>> begin Source data

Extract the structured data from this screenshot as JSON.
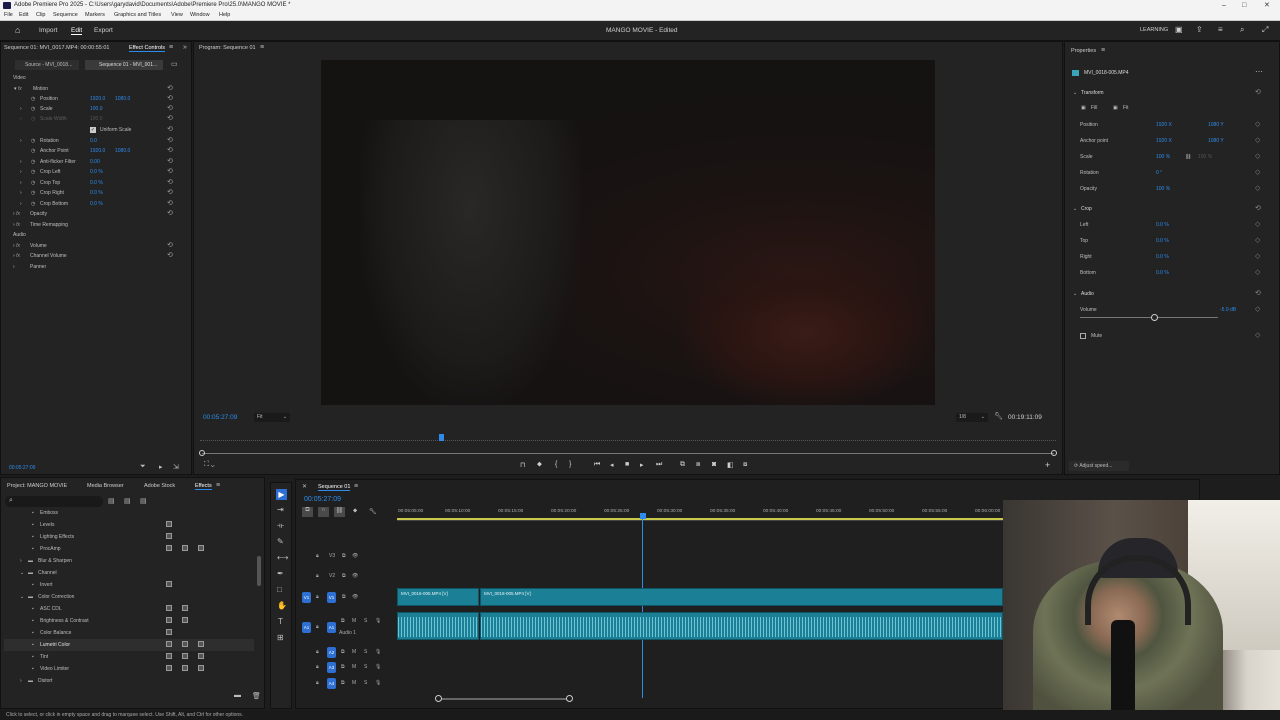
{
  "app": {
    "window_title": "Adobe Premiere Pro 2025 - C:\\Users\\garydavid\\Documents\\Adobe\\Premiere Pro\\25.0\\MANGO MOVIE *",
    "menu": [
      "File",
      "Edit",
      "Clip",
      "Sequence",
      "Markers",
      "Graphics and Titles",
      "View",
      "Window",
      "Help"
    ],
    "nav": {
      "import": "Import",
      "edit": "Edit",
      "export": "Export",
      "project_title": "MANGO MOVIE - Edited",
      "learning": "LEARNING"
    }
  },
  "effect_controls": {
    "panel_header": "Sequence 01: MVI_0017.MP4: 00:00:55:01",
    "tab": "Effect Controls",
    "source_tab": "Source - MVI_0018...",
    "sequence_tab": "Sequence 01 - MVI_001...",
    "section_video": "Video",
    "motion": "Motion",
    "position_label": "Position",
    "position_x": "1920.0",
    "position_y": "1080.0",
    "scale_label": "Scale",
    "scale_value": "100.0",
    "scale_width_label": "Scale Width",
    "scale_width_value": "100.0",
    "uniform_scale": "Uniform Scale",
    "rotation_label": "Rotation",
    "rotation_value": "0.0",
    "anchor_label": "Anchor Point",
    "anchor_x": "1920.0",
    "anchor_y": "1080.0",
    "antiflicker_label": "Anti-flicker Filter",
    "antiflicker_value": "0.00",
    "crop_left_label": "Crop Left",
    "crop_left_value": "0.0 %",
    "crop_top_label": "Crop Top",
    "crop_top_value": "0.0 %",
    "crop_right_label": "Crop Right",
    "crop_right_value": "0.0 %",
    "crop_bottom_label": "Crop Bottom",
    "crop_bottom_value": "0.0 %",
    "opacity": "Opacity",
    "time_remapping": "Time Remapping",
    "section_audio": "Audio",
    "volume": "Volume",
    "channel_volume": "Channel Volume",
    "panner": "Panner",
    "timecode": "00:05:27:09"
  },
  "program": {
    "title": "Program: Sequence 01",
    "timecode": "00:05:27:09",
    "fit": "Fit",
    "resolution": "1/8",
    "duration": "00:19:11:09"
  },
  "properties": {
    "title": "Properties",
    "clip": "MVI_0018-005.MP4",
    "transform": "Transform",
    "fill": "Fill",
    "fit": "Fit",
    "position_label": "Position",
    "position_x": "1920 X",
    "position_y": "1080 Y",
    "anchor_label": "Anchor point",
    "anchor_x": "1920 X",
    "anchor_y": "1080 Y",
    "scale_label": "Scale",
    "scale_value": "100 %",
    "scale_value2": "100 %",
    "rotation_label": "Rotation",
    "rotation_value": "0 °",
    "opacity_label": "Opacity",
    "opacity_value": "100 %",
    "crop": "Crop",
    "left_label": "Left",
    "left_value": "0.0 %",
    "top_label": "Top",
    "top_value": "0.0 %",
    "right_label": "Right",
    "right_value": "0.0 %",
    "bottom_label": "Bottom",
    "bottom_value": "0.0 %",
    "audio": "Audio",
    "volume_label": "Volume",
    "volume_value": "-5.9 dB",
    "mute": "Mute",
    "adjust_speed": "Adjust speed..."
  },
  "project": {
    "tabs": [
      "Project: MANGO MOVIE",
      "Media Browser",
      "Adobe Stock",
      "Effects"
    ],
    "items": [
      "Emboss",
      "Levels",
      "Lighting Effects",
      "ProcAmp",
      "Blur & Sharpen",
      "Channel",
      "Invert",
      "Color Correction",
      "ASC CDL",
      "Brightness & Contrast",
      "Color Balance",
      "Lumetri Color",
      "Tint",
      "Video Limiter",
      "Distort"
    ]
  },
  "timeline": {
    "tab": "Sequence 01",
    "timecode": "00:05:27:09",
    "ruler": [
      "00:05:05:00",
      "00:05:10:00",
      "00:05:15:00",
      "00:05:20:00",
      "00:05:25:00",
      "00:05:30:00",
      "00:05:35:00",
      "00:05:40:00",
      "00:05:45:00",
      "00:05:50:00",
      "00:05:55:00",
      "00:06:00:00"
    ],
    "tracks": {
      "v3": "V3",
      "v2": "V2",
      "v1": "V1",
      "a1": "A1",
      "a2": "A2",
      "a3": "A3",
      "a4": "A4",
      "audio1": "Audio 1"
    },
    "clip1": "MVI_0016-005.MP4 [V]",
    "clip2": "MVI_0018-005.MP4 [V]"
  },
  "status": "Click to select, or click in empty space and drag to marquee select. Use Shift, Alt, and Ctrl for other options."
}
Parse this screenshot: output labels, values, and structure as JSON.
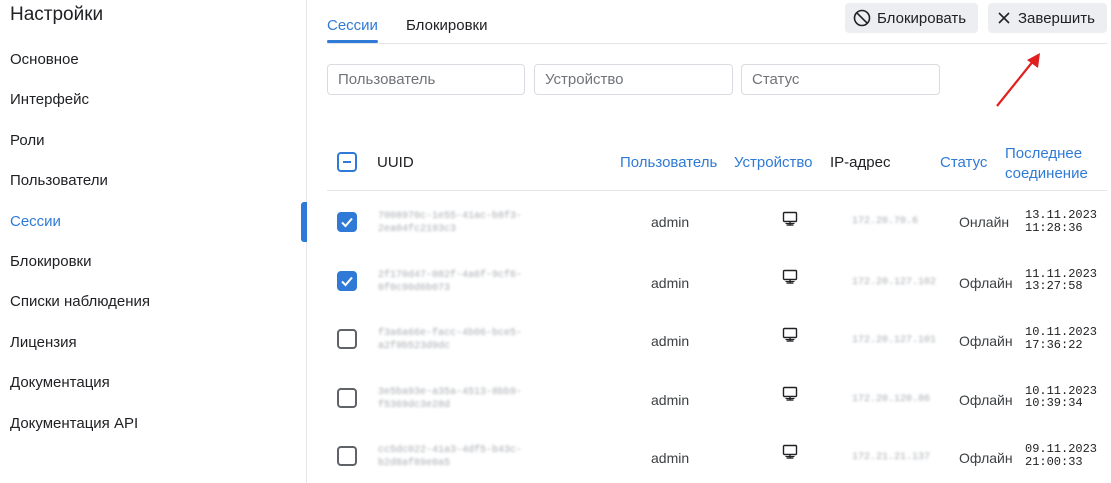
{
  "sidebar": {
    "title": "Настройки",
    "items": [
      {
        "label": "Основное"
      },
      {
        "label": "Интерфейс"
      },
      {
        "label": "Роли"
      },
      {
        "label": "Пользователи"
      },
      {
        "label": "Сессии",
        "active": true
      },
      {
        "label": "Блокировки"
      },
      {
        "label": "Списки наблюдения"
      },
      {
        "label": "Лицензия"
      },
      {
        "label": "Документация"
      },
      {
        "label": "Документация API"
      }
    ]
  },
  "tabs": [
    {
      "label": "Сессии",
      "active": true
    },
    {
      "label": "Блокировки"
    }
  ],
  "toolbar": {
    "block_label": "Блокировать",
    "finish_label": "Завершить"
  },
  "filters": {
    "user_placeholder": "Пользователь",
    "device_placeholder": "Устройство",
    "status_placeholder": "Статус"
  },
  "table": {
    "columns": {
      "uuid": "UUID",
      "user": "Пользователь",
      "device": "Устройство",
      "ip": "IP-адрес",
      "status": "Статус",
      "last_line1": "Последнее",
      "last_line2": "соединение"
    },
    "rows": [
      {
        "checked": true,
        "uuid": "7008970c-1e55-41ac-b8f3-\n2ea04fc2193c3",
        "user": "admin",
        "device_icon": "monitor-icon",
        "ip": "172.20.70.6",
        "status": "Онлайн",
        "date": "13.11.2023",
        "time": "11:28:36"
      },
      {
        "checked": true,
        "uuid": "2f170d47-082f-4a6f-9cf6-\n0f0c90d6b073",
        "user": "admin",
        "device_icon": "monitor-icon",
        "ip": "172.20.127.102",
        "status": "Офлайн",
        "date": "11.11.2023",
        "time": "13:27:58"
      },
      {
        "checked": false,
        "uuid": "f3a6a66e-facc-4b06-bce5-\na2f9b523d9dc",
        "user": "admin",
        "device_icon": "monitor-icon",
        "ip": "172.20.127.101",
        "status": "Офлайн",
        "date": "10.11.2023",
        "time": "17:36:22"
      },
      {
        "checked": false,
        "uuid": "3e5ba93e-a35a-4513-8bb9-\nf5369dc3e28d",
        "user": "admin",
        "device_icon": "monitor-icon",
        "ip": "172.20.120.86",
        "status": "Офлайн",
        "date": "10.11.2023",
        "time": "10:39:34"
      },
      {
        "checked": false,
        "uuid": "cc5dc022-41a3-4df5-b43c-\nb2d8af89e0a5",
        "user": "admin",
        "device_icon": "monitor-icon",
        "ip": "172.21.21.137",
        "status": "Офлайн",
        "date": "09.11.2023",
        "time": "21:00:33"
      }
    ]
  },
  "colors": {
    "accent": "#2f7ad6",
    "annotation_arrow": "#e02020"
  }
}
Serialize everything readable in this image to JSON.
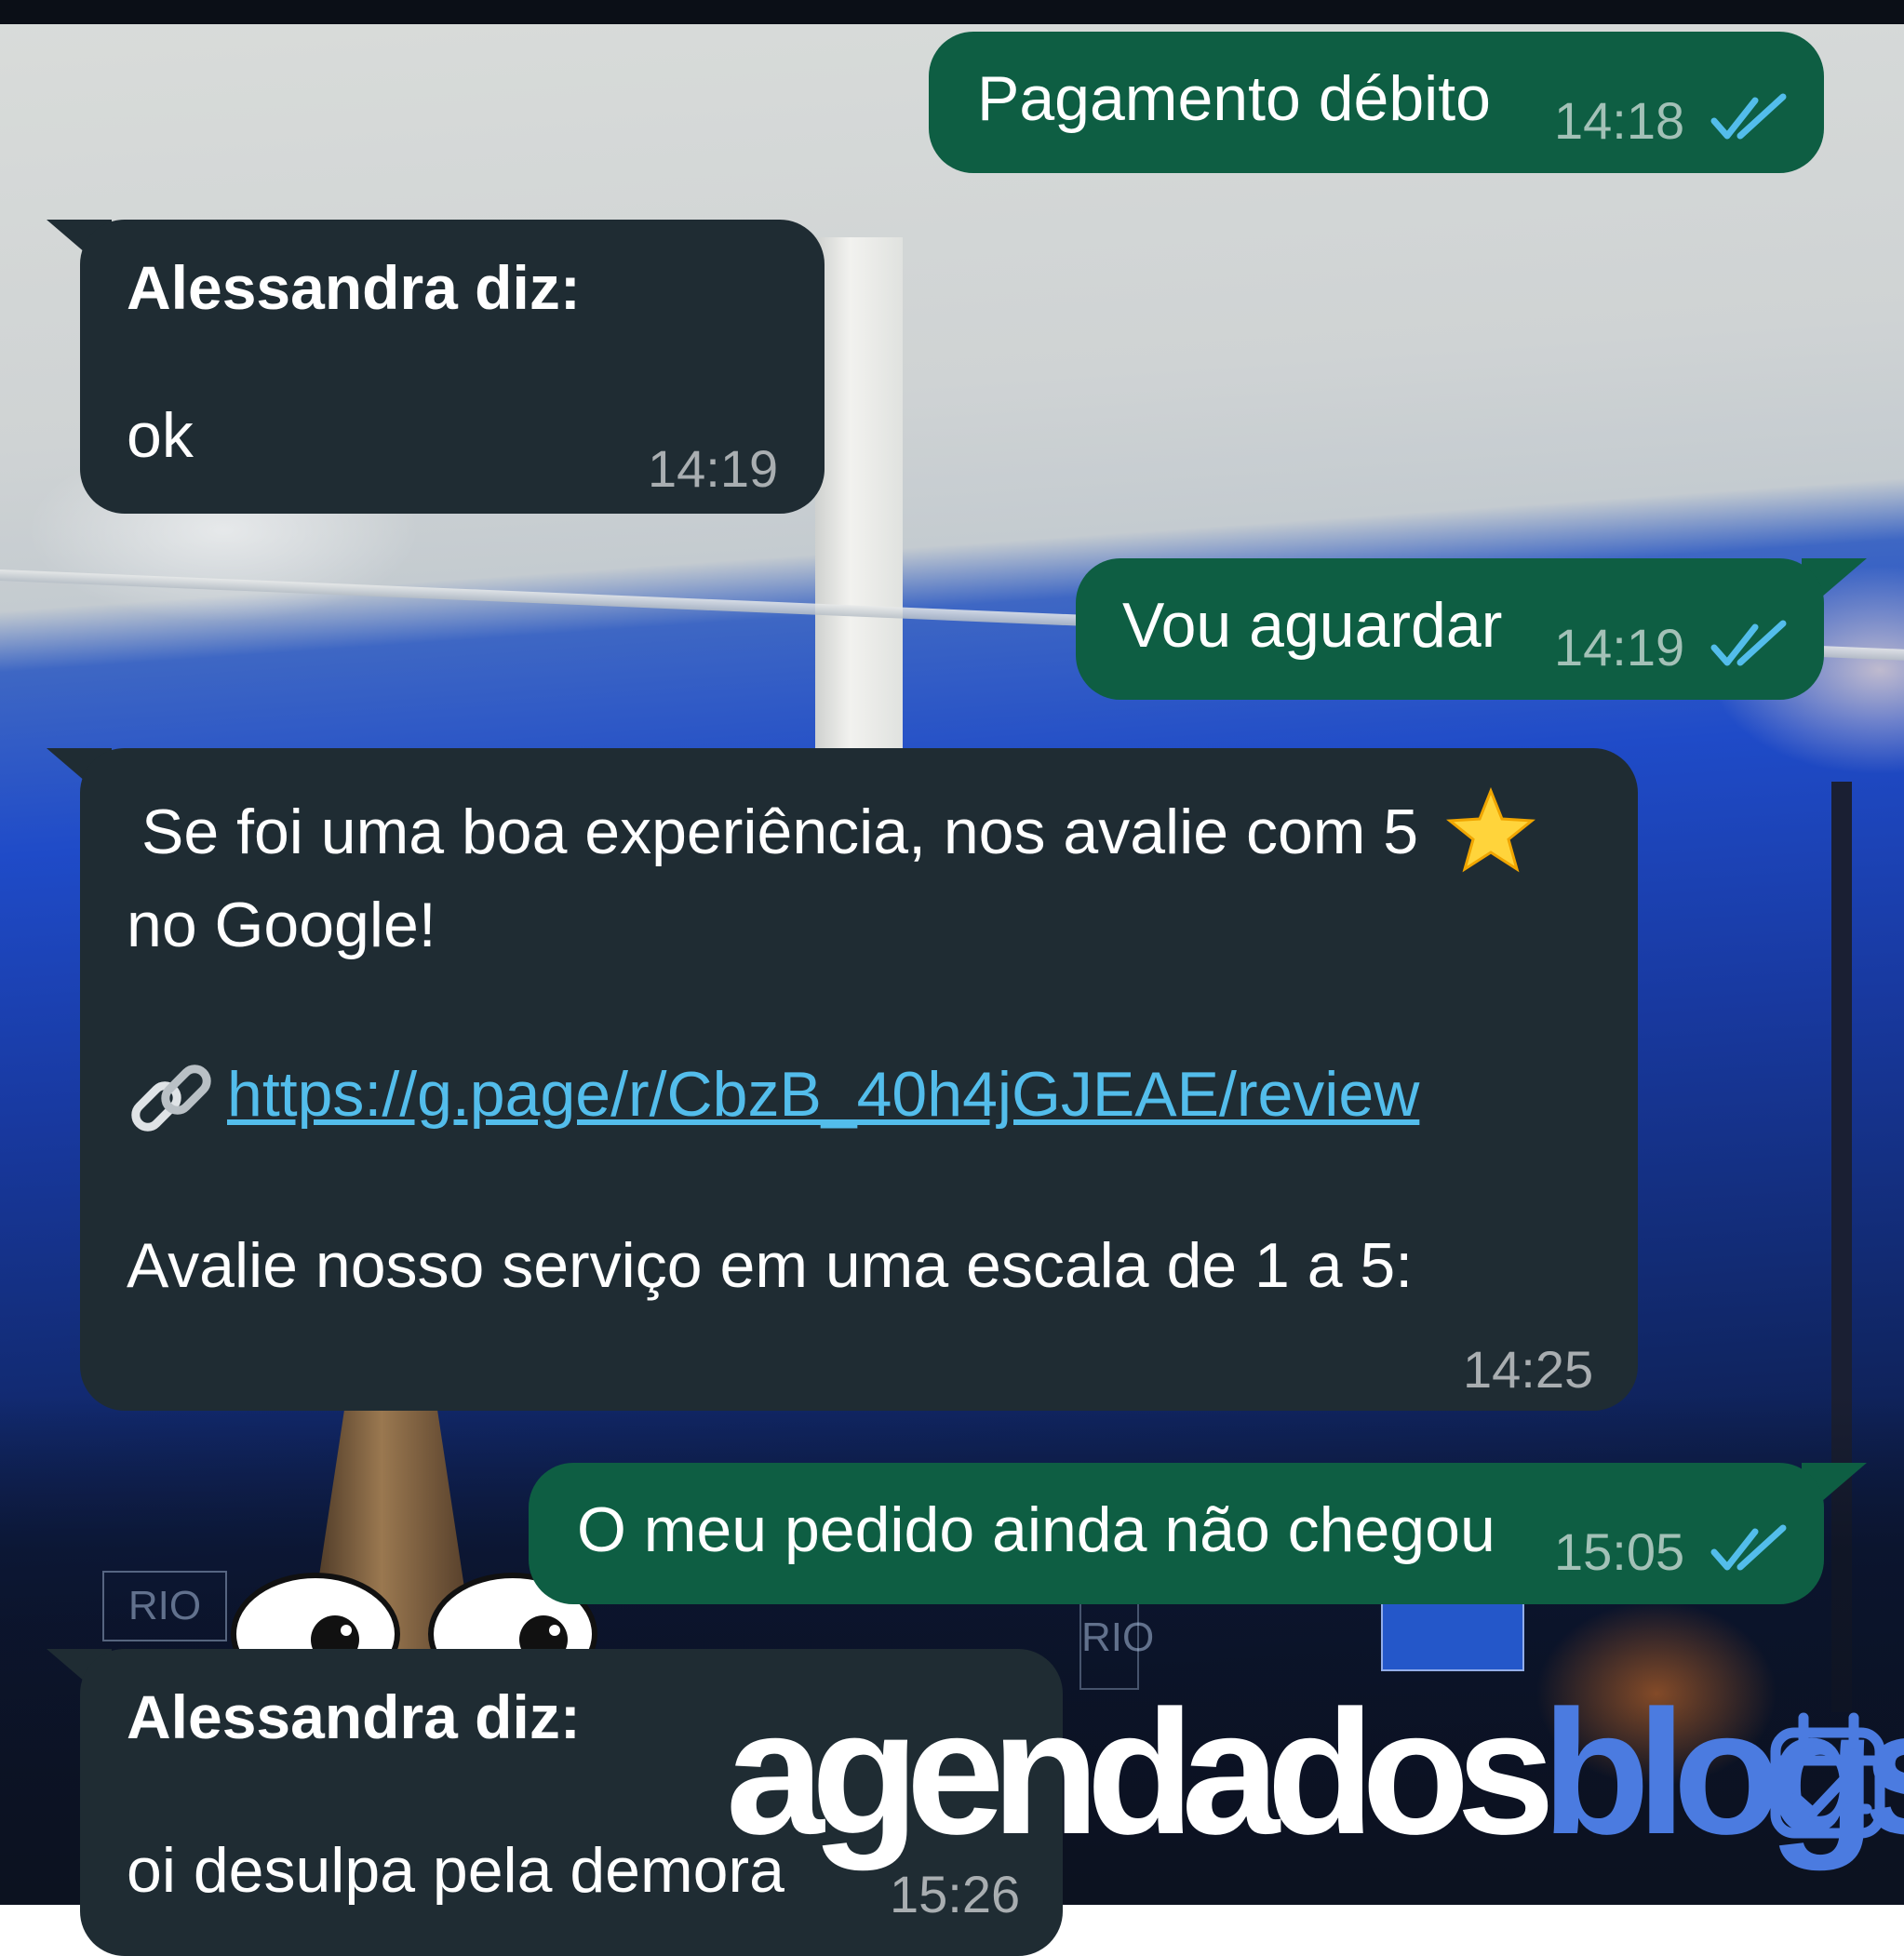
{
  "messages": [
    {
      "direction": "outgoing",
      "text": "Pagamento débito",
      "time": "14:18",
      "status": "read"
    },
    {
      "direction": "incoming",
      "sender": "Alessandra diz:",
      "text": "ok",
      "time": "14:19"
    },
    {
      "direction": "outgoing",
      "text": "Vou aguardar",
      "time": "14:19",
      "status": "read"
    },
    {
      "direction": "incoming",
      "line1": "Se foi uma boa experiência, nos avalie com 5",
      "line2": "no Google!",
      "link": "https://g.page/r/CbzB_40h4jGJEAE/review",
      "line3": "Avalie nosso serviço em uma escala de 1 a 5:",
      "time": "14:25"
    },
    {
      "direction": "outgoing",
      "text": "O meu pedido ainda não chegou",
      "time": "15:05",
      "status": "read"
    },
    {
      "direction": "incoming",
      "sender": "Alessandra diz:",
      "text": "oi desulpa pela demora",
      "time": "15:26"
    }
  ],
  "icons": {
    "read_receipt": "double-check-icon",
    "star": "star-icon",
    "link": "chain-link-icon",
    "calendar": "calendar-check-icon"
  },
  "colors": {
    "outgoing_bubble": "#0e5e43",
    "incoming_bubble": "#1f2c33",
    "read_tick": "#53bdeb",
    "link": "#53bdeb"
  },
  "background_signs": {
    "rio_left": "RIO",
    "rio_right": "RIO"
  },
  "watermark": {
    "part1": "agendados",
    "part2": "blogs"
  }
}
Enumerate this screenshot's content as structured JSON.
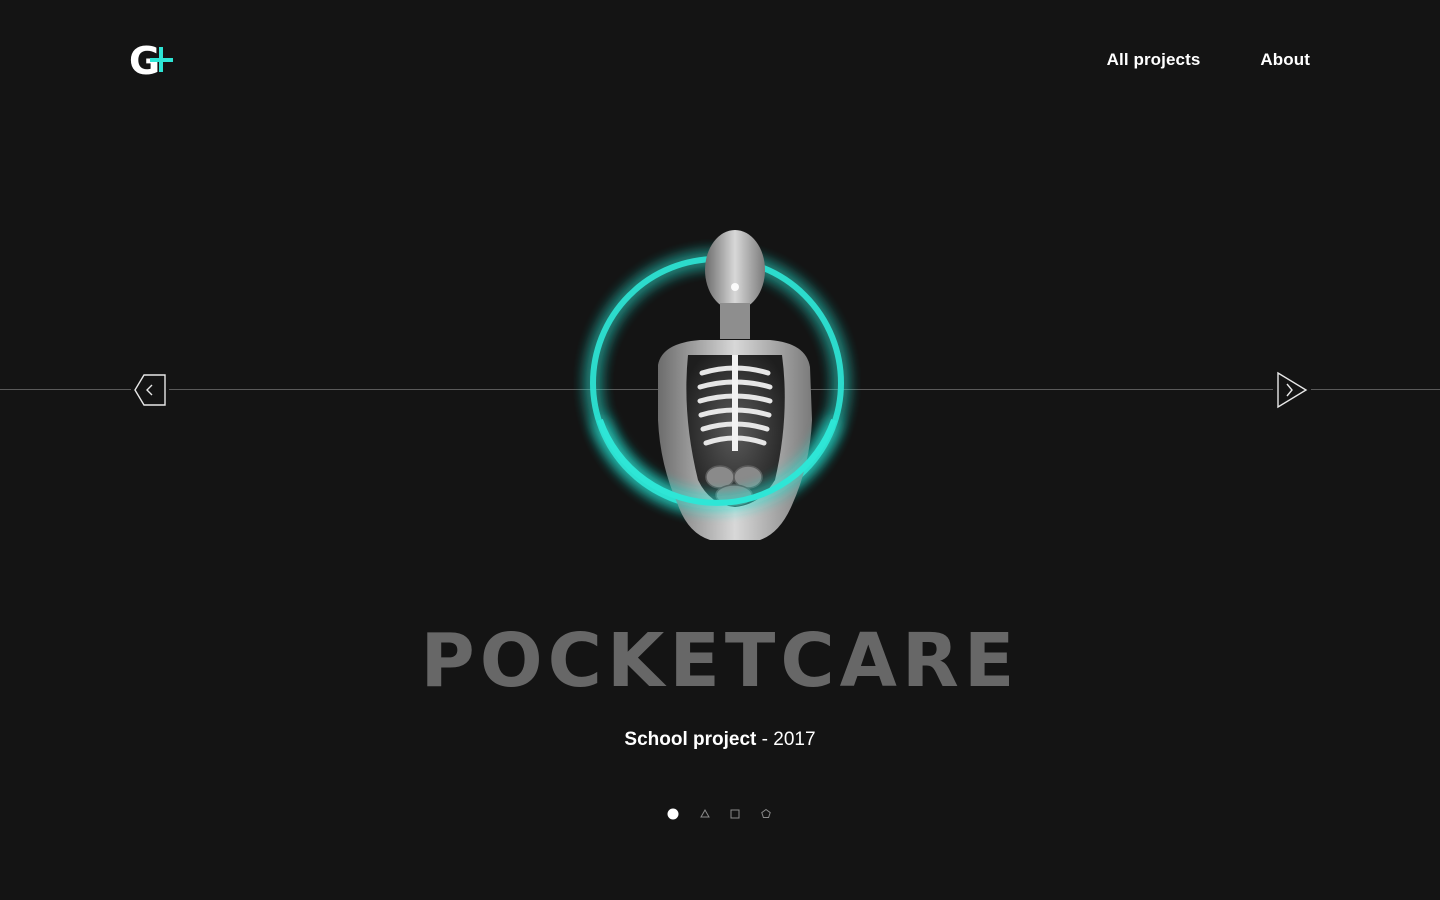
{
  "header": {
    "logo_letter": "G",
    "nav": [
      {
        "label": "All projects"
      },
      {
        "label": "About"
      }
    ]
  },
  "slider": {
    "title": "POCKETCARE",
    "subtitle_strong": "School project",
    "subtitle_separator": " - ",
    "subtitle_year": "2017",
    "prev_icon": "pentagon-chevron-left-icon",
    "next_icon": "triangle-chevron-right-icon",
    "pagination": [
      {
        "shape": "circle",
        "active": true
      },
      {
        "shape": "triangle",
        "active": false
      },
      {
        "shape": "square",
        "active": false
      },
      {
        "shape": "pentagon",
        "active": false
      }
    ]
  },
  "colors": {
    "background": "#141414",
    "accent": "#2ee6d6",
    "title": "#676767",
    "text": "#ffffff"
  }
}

>> end Source data

### Problem:
Locate all lines that include the word "JSON" and copy them out.

### Answer for the task:
Extract the structured data from this screenshot as JSON.
Parse this screenshot: output labels, values, and structure as JSON.
Serialize everything readable in this image to JSON.
Enumerate this screenshot's content as structured JSON.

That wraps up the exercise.